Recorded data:

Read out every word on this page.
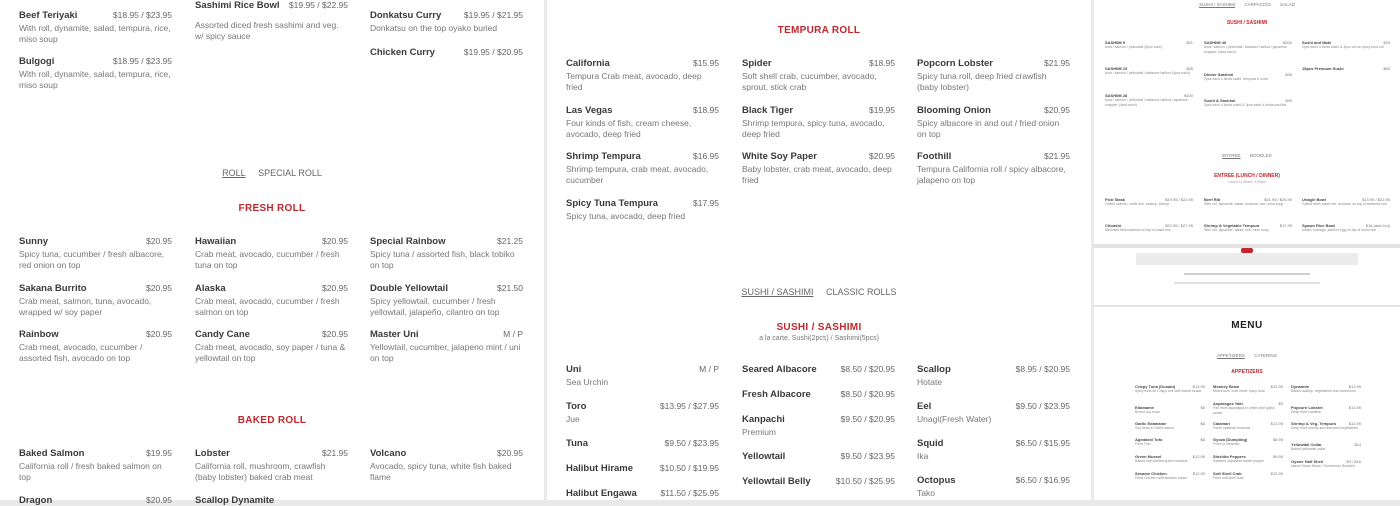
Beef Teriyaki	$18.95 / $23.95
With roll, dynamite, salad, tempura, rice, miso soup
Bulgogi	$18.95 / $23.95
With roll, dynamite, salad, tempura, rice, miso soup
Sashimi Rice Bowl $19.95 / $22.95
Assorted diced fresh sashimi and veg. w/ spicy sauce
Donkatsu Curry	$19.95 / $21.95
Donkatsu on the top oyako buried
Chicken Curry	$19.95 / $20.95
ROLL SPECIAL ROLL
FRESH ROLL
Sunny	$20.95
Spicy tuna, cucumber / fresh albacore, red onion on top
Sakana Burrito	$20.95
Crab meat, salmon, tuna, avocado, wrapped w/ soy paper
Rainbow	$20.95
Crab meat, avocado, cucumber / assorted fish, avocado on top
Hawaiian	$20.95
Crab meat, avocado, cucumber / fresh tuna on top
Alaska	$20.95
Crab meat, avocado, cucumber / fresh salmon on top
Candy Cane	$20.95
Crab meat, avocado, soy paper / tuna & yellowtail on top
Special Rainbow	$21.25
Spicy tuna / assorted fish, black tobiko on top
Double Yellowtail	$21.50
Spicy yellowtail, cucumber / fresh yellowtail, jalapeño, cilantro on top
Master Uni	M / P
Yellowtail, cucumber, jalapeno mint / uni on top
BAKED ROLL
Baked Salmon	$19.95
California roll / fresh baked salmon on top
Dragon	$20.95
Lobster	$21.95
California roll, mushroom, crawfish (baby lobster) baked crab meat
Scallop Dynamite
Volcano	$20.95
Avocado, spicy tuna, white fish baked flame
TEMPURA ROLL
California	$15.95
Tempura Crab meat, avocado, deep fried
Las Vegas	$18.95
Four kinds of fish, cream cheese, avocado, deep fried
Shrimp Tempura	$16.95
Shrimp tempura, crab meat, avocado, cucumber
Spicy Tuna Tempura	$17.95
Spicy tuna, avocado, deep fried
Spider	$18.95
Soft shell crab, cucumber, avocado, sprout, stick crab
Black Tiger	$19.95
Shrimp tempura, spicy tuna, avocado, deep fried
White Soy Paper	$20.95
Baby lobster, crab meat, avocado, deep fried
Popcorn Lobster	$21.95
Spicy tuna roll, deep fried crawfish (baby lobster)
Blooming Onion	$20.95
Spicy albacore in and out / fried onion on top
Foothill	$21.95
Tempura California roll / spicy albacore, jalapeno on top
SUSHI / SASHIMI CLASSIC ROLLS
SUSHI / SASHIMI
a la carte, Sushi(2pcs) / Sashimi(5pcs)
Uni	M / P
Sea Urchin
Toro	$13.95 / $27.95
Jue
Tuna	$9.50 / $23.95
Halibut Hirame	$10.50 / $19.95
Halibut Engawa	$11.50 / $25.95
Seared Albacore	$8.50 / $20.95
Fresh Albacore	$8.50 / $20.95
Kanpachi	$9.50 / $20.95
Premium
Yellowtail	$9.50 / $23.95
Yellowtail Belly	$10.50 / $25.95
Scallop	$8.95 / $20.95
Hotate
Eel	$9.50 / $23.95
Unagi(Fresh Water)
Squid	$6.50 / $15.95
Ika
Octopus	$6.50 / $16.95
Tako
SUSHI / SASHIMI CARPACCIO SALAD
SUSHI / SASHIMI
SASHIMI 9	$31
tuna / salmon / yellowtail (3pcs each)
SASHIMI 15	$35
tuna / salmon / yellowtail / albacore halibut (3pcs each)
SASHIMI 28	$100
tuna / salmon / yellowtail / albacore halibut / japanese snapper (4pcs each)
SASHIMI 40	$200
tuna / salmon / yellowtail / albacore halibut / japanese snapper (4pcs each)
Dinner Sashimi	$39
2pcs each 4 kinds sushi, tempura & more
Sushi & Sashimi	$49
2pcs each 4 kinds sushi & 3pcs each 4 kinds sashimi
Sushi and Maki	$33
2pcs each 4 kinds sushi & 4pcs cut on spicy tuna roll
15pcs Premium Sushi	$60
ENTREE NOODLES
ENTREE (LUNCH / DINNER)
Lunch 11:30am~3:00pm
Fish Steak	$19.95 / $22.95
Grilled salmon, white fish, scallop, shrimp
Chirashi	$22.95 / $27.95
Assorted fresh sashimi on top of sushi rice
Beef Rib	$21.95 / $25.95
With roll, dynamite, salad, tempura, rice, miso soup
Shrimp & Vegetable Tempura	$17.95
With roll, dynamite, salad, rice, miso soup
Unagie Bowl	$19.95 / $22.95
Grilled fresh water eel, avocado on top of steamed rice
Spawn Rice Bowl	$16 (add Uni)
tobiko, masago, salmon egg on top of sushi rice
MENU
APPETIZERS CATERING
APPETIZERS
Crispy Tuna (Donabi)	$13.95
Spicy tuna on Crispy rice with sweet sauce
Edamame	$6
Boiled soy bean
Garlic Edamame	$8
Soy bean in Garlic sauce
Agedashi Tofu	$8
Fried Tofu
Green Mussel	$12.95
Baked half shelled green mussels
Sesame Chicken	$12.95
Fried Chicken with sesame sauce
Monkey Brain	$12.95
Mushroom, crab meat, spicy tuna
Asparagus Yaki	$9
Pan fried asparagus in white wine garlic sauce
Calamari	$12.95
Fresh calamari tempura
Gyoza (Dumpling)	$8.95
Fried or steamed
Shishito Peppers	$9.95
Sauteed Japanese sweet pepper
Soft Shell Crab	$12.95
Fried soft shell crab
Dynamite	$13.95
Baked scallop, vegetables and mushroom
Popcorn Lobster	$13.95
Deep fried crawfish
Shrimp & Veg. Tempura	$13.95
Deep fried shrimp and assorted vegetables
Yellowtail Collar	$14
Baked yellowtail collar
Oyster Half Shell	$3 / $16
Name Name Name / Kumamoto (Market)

▸ **Task details**
In your copy, leave out the pictures and reproduce the material above exactly.

▸ **Solved exercise**
Read out every word on this page.
Beef Teriyaki	$18.95 / $23.95
With roll, dynamite, salad, tempura, rice, miso soup
Bulgogi	$18.95 / $23.95
With roll, dynamite, salad, tempura, rice, miso soup
Sashimi Rice Bowl $19.95 / $22.95
Assorted diced fresh sashimi and veg. w/ spicy sauce
Donkatsu Curry	$19.95 / $21.95
Donkatsu on the top oyako buried
Chicken Curry	$19.95 / $20.95
ROLL SPECIAL ROLL
FRESH ROLL
Sunny	$20.95
Spicy tuna, cucumber / fresh albacore, red onion on top
Sakana Burrito	$20.95
Crab meat, salmon, tuna, avocado, wrapped w/ soy paper
Rainbow	$20.95
Crab meat, avocado, cucumber / assorted fish, avocado on top
Hawaiian	$20.95
Crab meat, avocado, cucumber / fresh tuna on top
Alaska	$20.95
Crab meat, avocado, cucumber / fresh salmon on top
Candy Cane	$20.95
Crab meat, avocado, soy paper / tuna & yellowtail on top
Special Rainbow	$21.25
Spicy tuna / assorted fish, black tobiko on top
Double Yellowtail	$21.50
Spicy yellowtail, cucumber / fresh yellowtail, jalapeño, cilantro on top
Master Uni	M / P
Yellowtail, cucumber, jalapeno mint / uni on top
BAKED ROLL
Baked Salmon	$19.95
California roll / fresh baked salmon on top
Dragon	$20.95
Lobster	$21.95
California roll, mushroom, crawfish (baby lobster) baked crab meat
Scallop Dynamite
Volcano	$20.95
Avocado, spicy tuna, white fish baked flame
TEMPURA ROLL
California	$15.95
Tempura Crab meat, avocado, deep fried
Las Vegas	$18.95
Four kinds of fish, cream cheese, avocado, deep fried
Shrimp Tempura	$16.95
Shrimp tempura, crab meat, avocado, cucumber
Spicy Tuna Tempura	$17.95
Spicy tuna, avocado, deep fried
Spider	$18.95
Soft shell crab, cucumber, avocado, sprout, stick crab
Black Tiger	$19.95
Shrimp tempura, spicy tuna, avocado, deep fried
White Soy Paper	$20.95
Baby lobster, crab meat, avocado, deep fried
Popcorn Lobster	$21.95
Spicy tuna roll, deep fried crawfish (baby lobster)
Blooming Onion	$20.95
Spicy albacore in and out / fried onion on top
Foothill	$21.95
Tempura California roll / spicy albacore, jalapeno on top
SUSHI / SASHIMI CLASSIC ROLLS
SUSHI / SASHIMI
a la carte, Sushi(2pcs) / Sashimi(5pcs)
Uni	M / P
Sea Urchin
Toro	$13.95 / $27.95
Jue
Tuna	$9.50 / $23.95
Halibut Hirame	$10.50 / $19.95
Halibut Engawa	$11.50 / $25.95
Seared Albacore	$8.50 / $20.95
Fresh Albacore	$8.50 / $20.95
Kanpachi	$9.50 / $20.95
Premium
Yellowtail	$9.50 / $23.95
Yellowtail Belly	$10.50 / $25.95
Scallop	$8.95 / $20.95
Hotate
Eel	$9.50 / $23.95
Unagi(Fresh Water)
Squid	$6.50 / $15.95
Ika
Octopus	$6.50 / $16.95
Tako
SUSHI / SASHIMI CARPACCIO SALAD
SUSHI / SASHIMI
SASHIMI 9	$31
tuna / salmon / yellowtail (3pcs each)
SASHIMI 15	$35
tuna / salmon / yellowtail / albacore halibut (3pcs each)
SASHIMI 28	$100
tuna / salmon / yellowtail / albacore halibut / japanese snapper (4pcs each)
SASHIMI 40	$200
tuna / salmon / yellowtail / albacore halibut / japanese snapper (4pcs each)
Dinner Sashimi	$39
2pcs each 4 kinds sushi, tempura & more
Sushi & Sashimi	$49
2pcs each 4 kinds sushi & 3pcs each 4 kinds sashimi
Sushi and Maki	$33
2pcs each 4 kinds sushi & 4pcs cut on spicy tuna roll
15pcs Premium Sushi	$60
ENTREE NOODLES
ENTREE (LUNCH / DINNER)
Lunch 11:30am~3:00pm
Fish Steak	$19.95 / $22.95
Grilled salmon, white fish, scallop, shrimp
Chirashi	$22.95 / $27.95
Assorted fresh sashimi on top of sushi rice
Beef Rib	$21.95 / $25.95
With roll, dynamite, salad, tempura, rice, miso soup
Shrimp & Vegetable Tempura	$17.95
With roll, dynamite, salad, rice, miso soup
Unagie Bowl	$19.95 / $22.95
Grilled fresh water eel, avocado on top of steamed rice
Spawn Rice Bowl	$16 (add Uni)
tobiko, masago, salmon egg on top of sushi rice
MENU
APPETIZERS CATERING
APPETIZERS
Crispy Tuna (Donabi)	$13.95
Spicy tuna on Crispy rice with sweet sauce
Edamame	$6
Boiled soy bean
Garlic Edamame	$8
Soy bean in Garlic sauce
Agedashi Tofu	$8
Fried Tofu
Green Mussel	$12.95
Baked half shelled green mussels
Sesame Chicken	$12.95
Fried Chicken with sesame sauce
Monkey Brain	$12.95
Mushroom, crab meat, spicy tuna
Asparagus Yaki	$9
Pan fried asparagus in white wine garlic sauce
Calamari	$12.95
Fresh calamari tempura
Gyoza (Dumpling)	$8.95
Fried or steamed
Shishito Peppers	$9.95
Sauteed Japanese sweet pepper
Soft Shell Crab	$12.95
Fried soft shell crab
Dynamite	$13.95
Baked scallop, vegetables and mushroom
Popcorn Lobster	$13.95
Deep fried crawfish
Shrimp & Veg. Tempura	$13.95
Deep fried shrimp and assorted vegetables
Yellowtail Collar	$14
Baked yellowtail collar
Oyster Half Shell	$3 / $16
Name Name Name / Kumamoto (Market)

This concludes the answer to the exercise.